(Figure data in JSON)
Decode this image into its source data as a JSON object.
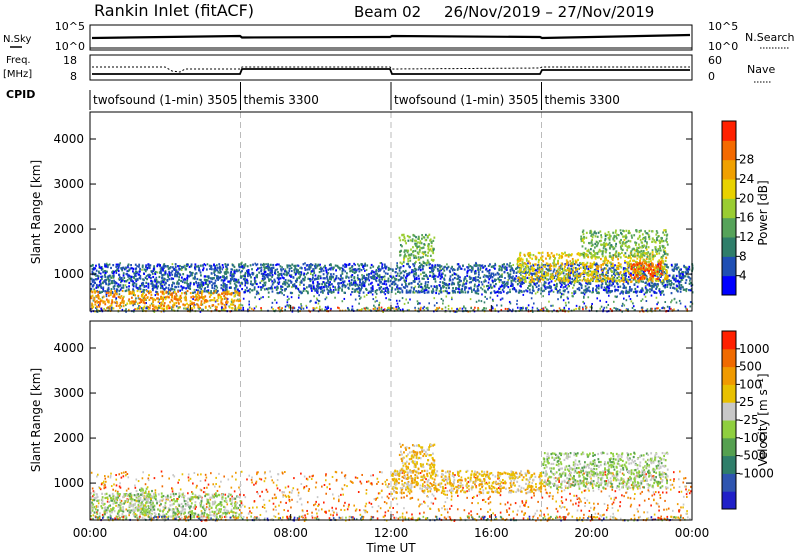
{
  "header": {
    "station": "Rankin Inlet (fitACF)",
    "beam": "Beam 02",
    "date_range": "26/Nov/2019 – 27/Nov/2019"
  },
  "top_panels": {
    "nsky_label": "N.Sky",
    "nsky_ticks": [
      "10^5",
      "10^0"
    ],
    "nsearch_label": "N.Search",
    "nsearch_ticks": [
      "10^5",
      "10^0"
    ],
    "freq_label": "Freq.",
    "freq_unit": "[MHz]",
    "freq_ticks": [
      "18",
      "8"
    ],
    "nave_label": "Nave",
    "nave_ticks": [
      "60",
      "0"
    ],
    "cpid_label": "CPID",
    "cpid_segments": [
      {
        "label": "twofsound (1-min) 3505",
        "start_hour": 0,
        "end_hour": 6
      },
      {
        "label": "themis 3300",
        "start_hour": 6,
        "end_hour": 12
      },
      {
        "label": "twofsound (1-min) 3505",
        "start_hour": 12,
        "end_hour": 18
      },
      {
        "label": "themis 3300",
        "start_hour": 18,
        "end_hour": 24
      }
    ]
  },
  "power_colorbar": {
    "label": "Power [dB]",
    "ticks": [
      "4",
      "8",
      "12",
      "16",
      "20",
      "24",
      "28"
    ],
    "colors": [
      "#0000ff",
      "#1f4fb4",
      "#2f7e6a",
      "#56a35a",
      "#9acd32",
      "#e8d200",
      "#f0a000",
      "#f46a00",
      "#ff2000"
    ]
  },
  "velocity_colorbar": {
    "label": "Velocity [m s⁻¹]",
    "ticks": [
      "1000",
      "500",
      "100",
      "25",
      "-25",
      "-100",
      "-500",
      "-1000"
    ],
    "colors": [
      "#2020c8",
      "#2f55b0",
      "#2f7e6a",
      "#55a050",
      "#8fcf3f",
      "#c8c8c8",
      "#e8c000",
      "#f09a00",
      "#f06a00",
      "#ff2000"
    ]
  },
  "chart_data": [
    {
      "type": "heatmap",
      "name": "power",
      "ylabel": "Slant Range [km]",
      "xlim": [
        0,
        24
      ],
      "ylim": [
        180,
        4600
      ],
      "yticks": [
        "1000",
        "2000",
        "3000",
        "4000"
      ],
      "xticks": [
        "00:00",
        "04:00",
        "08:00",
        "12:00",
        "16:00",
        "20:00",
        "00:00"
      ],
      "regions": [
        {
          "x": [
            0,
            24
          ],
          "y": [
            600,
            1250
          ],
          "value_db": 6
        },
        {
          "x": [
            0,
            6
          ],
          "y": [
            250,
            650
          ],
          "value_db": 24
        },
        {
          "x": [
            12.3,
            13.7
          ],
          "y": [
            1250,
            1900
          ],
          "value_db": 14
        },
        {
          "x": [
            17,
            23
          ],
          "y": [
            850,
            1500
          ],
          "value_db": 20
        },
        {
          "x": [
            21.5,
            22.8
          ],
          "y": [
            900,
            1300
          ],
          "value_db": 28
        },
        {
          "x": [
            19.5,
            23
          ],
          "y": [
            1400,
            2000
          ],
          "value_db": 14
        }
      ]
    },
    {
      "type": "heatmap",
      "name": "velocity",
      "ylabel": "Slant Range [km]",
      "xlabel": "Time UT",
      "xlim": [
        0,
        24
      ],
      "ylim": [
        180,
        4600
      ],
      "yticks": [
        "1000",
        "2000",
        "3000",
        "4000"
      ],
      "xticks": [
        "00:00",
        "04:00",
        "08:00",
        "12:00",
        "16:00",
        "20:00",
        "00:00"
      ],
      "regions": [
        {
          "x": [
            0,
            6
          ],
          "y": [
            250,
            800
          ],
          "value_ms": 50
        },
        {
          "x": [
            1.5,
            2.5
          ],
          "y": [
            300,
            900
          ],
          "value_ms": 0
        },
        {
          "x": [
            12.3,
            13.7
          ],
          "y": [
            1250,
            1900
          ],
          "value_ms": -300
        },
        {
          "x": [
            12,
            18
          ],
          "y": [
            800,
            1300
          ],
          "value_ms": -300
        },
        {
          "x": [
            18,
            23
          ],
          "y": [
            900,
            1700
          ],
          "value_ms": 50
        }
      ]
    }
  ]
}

Stated exercise
Using the material above, set down every line exactly, but skip the pictures.

Solution for this problem
Decode this image into its source data as a JSON object.
{
  "header": {
    "station": "Rankin Inlet (fitACF)",
    "beam": "Beam 02",
    "date_range": "26/Nov/2019 – 27/Nov/2019"
  },
  "top_panels": {
    "nsky_label": "N.Sky",
    "nsky_ticks": [
      "10^5",
      "10^0"
    ],
    "nsearch_label": "N.Search",
    "nsearch_ticks": [
      "10^5",
      "10^0"
    ],
    "freq_label": "Freq.",
    "freq_unit": "[MHz]",
    "freq_ticks": [
      "18",
      "8"
    ],
    "nave_label": "Nave",
    "nave_ticks": [
      "60",
      "0"
    ],
    "cpid_label": "CPID",
    "cpid_segments": [
      {
        "label": "twofsound (1-min) 3505",
        "start_hour": 0,
        "end_hour": 6
      },
      {
        "label": "themis 3300",
        "start_hour": 6,
        "end_hour": 12
      },
      {
        "label": "twofsound (1-min) 3505",
        "start_hour": 12,
        "end_hour": 18
      },
      {
        "label": "themis 3300",
        "start_hour": 18,
        "end_hour": 24
      }
    ]
  },
  "power_colorbar": {
    "label": "Power [dB]",
    "ticks": [
      "4",
      "8",
      "12",
      "16",
      "20",
      "24",
      "28"
    ],
    "colors": [
      "#0000ff",
      "#1f4fb4",
      "#2f7e6a",
      "#56a35a",
      "#9acd32",
      "#e8d200",
      "#f0a000",
      "#f46a00",
      "#ff2000"
    ]
  },
  "velocity_colorbar": {
    "label": "Velocity [m s⁻¹]",
    "ticks": [
      "1000",
      "500",
      "100",
      "25",
      "-25",
      "-100",
      "-500",
      "-1000"
    ],
    "colors": [
      "#2020c8",
      "#2f55b0",
      "#2f7e6a",
      "#55a050",
      "#8fcf3f",
      "#c8c8c8",
      "#e8c000",
      "#f09a00",
      "#f06a00",
      "#ff2000"
    ]
  },
  "chart_data": [
    {
      "type": "heatmap",
      "name": "power",
      "ylabel": "Slant Range [km]",
      "xlim": [
        0,
        24
      ],
      "ylim": [
        180,
        4600
      ],
      "yticks": [
        "1000",
        "2000",
        "3000",
        "4000"
      ],
      "xticks": [
        "00:00",
        "04:00",
        "08:00",
        "12:00",
        "16:00",
        "20:00",
        "00:00"
      ],
      "regions": [
        {
          "x": [
            0,
            24
          ],
          "y": [
            600,
            1250
          ],
          "value_db": 6
        },
        {
          "x": [
            0,
            6
          ],
          "y": [
            250,
            650
          ],
          "value_db": 24
        },
        {
          "x": [
            12.3,
            13.7
          ],
          "y": [
            1250,
            1900
          ],
          "value_db": 14
        },
        {
          "x": [
            17,
            23
          ],
          "y": [
            850,
            1500
          ],
          "value_db": 20
        },
        {
          "x": [
            21.5,
            22.8
          ],
          "y": [
            900,
            1300
          ],
          "value_db": 28
        },
        {
          "x": [
            19.5,
            23
          ],
          "y": [
            1400,
            2000
          ],
          "value_db": 14
        }
      ]
    },
    {
      "type": "heatmap",
      "name": "velocity",
      "ylabel": "Slant Range [km]",
      "xlabel": "Time UT",
      "xlim": [
        0,
        24
      ],
      "ylim": [
        180,
        4600
      ],
      "yticks": [
        "1000",
        "2000",
        "3000",
        "4000"
      ],
      "xticks": [
        "00:00",
        "04:00",
        "08:00",
        "12:00",
        "16:00",
        "20:00",
        "00:00"
      ],
      "regions": [
        {
          "x": [
            0,
            6
          ],
          "y": [
            250,
            800
          ],
          "value_ms": 50
        },
        {
          "x": [
            1.5,
            2.5
          ],
          "y": [
            300,
            900
          ],
          "value_ms": 0
        },
        {
          "x": [
            12.3,
            13.7
          ],
          "y": [
            1250,
            1900
          ],
          "value_ms": -300
        },
        {
          "x": [
            12,
            18
          ],
          "y": [
            800,
            1300
          ],
          "value_ms": -300
        },
        {
          "x": [
            18,
            23
          ],
          "y": [
            900,
            1700
          ],
          "value_ms": 50
        }
      ]
    }
  ]
}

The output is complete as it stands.